■ Given instruction: Count the lines in the entries below that contain the string "spectrum", matching case exactly. Reply with the number only.

#### Input data ####

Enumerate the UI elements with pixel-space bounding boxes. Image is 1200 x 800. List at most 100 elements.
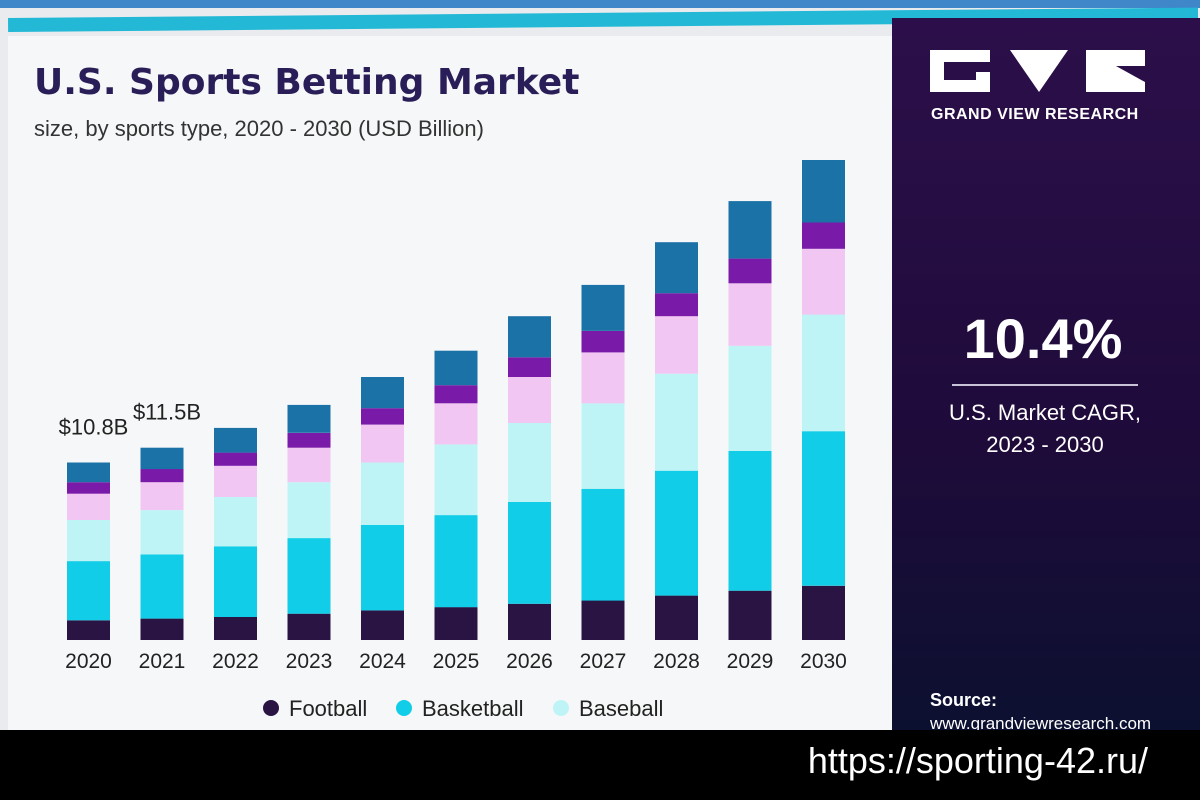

####
#### Input data ####

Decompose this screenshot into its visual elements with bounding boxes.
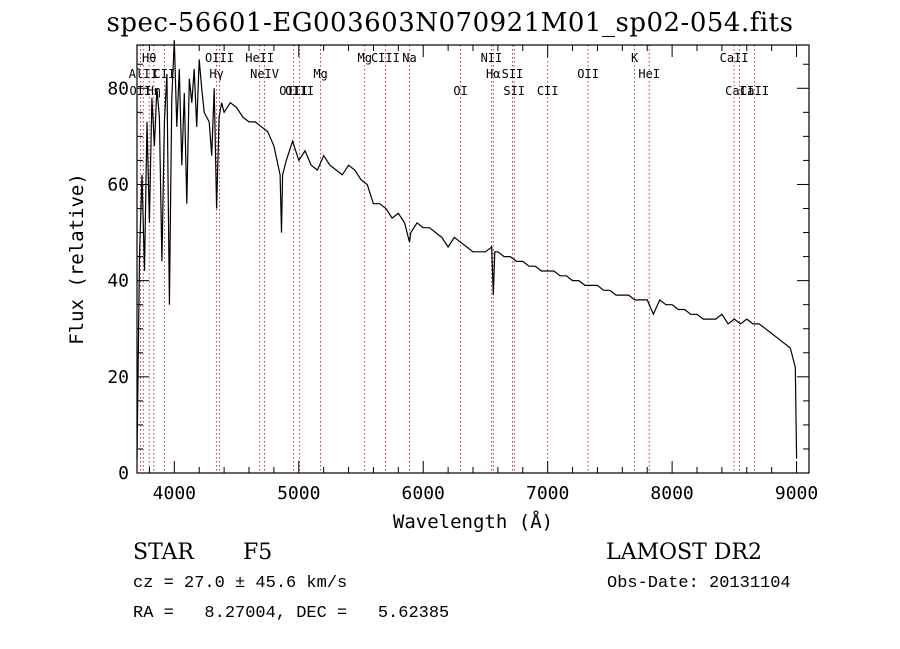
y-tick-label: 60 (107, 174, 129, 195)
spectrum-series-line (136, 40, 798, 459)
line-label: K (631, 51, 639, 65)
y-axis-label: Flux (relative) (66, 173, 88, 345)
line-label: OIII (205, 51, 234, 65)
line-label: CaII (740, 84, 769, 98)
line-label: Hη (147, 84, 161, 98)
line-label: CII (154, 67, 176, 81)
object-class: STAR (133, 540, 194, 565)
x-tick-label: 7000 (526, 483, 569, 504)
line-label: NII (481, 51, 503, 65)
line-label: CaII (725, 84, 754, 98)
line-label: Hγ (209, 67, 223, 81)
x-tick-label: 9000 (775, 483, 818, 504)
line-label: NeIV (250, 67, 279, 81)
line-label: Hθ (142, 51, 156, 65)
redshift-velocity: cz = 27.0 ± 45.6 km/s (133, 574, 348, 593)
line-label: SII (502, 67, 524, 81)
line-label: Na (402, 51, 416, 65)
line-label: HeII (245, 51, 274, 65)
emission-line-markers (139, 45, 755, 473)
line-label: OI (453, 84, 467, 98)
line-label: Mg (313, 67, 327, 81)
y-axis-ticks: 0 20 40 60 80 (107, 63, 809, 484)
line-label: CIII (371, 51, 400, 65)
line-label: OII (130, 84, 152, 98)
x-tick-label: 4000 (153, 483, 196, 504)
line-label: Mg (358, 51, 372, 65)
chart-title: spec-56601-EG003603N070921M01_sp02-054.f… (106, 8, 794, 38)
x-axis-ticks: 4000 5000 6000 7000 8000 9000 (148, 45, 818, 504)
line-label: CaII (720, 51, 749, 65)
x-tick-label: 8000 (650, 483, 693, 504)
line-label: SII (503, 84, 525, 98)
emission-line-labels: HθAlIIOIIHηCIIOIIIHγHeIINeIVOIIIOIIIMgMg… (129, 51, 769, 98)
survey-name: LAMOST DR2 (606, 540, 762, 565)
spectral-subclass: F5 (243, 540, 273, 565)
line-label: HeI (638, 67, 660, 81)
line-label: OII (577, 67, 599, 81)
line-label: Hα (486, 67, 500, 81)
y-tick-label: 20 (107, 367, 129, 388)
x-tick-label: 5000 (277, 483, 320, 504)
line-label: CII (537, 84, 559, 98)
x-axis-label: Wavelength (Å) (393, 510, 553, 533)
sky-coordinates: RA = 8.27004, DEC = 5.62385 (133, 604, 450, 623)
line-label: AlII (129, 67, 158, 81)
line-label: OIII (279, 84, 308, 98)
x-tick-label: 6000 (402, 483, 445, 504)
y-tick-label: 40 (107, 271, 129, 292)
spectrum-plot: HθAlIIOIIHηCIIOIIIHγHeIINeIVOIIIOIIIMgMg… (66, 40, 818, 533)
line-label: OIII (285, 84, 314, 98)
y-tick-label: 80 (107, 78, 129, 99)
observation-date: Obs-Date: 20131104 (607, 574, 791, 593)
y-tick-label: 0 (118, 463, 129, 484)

####

■ Final result: 2